_REQUIREMENTS_
Sift the material for lines containing "xlabel", and return them.

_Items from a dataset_

## Begin

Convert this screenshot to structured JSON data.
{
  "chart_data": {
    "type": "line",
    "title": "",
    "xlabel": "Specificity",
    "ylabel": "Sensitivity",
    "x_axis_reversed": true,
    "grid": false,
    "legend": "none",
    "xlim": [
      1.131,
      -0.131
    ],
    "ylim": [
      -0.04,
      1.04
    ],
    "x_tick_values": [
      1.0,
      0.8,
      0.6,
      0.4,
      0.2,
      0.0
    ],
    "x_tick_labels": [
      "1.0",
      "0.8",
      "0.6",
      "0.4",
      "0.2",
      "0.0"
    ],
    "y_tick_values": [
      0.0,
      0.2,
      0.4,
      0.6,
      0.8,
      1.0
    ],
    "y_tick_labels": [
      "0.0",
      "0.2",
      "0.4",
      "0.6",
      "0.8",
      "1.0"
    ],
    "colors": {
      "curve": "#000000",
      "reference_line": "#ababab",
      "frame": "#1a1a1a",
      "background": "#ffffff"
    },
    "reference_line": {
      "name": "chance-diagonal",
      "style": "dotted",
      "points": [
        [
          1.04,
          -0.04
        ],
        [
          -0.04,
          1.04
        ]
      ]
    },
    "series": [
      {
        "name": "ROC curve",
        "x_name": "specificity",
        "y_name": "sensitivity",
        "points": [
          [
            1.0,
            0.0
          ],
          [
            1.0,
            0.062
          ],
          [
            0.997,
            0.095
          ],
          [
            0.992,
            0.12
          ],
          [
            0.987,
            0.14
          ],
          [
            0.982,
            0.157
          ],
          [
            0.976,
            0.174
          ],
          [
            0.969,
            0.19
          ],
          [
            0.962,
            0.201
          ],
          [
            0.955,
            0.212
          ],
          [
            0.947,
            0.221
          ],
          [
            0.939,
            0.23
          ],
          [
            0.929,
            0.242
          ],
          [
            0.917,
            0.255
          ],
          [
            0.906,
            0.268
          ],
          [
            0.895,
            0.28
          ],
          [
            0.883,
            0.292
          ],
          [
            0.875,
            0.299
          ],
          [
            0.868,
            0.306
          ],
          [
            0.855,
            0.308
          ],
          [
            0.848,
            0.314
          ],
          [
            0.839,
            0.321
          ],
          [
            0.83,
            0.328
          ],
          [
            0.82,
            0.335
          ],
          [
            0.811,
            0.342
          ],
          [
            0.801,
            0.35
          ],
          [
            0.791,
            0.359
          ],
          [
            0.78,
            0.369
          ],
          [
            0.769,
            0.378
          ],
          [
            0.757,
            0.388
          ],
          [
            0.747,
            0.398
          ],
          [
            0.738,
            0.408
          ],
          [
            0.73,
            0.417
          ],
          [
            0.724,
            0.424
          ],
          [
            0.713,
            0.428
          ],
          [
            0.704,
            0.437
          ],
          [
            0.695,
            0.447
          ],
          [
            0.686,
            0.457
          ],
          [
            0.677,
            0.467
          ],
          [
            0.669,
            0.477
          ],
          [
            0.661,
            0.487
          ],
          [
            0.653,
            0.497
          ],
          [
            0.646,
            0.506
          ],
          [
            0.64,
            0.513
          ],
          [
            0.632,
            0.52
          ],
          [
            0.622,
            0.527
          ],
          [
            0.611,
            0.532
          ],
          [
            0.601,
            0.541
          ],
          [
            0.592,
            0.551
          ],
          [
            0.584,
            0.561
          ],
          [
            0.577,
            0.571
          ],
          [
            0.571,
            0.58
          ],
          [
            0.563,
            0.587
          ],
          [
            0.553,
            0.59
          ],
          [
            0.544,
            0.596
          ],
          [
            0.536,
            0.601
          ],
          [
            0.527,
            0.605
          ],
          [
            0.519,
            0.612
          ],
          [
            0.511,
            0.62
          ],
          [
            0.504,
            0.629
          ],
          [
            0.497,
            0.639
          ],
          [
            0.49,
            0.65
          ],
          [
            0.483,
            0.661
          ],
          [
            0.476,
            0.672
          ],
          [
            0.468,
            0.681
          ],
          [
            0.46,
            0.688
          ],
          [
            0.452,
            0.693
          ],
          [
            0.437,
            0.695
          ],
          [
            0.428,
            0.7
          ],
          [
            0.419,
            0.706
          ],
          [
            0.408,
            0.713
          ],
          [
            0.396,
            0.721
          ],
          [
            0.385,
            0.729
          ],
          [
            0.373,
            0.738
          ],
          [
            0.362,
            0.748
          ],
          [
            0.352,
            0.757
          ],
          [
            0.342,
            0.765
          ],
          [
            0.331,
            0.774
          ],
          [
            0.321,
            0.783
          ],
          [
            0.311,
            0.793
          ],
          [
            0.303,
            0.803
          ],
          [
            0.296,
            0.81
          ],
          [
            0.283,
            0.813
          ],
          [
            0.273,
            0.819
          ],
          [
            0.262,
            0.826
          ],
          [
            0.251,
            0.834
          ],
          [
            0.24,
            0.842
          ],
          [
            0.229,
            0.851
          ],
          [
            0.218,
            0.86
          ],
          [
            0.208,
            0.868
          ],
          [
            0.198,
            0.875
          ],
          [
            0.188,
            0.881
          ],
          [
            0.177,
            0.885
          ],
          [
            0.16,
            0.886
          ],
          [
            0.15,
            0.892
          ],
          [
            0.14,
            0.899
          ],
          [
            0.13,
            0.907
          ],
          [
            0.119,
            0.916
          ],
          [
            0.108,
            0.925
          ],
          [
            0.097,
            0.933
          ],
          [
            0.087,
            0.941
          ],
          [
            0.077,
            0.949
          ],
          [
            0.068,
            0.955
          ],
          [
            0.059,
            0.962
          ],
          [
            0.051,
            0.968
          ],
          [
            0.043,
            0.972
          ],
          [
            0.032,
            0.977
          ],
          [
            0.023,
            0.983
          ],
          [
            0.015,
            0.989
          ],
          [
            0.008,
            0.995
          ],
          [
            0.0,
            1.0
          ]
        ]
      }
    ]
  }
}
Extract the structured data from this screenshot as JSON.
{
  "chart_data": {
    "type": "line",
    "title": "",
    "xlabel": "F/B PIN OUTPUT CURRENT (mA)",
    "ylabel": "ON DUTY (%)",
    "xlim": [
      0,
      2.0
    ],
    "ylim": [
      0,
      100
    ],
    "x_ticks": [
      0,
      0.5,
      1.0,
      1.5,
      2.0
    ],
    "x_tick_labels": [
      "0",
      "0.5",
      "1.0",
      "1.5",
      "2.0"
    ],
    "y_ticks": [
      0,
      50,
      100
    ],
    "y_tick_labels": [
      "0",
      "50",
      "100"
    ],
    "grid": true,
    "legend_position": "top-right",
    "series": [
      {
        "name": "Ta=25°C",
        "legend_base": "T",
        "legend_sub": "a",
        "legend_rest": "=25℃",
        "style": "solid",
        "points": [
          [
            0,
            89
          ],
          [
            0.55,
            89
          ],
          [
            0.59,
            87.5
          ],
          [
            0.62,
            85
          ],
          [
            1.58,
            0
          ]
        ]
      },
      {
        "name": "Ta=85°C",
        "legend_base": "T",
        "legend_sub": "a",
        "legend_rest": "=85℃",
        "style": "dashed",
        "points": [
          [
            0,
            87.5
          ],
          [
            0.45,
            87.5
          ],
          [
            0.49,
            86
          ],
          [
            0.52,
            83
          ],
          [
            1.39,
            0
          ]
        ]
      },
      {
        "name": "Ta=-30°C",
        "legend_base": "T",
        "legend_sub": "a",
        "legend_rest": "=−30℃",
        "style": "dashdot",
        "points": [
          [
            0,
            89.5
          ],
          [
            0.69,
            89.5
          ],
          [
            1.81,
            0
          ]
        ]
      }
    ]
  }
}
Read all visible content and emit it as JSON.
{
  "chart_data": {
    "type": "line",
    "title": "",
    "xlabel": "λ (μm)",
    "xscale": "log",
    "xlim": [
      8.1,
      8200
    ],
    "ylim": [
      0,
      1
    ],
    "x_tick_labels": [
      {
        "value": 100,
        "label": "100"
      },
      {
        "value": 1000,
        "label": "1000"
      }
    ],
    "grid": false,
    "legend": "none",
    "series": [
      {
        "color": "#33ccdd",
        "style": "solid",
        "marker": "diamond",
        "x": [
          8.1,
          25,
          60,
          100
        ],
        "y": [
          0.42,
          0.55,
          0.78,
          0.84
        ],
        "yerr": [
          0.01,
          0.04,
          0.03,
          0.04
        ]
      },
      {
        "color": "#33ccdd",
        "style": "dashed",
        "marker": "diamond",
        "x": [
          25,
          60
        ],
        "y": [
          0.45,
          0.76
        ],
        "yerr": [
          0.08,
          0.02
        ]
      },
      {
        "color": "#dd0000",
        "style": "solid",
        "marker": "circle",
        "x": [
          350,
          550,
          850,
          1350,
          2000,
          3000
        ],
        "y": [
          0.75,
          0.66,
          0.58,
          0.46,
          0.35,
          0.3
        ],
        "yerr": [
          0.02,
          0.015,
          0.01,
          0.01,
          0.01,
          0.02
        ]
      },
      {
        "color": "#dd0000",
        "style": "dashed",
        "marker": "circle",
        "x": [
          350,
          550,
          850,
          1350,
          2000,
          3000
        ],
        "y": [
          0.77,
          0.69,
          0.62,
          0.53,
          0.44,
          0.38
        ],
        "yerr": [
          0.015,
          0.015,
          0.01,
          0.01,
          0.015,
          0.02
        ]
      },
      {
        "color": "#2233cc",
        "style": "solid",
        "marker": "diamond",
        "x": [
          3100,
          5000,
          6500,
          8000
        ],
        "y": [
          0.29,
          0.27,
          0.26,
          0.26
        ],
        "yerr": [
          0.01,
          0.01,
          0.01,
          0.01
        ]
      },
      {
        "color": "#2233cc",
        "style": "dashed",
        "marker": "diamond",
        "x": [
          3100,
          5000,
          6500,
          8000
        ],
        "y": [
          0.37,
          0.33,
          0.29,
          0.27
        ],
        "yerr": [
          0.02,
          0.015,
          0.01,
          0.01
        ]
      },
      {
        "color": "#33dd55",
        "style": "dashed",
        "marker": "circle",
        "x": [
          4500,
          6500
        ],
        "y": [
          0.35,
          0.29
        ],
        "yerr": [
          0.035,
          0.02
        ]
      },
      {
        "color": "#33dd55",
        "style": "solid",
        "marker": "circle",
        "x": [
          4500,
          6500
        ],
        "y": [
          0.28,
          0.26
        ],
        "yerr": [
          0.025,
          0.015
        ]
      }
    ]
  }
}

## End

_THE RESULT_
    "xlabel": "Specificity",
    "xlabel": "F/B PIN OUTPUT CURRENT (mA)",
    "xlabel": "λ (μm)",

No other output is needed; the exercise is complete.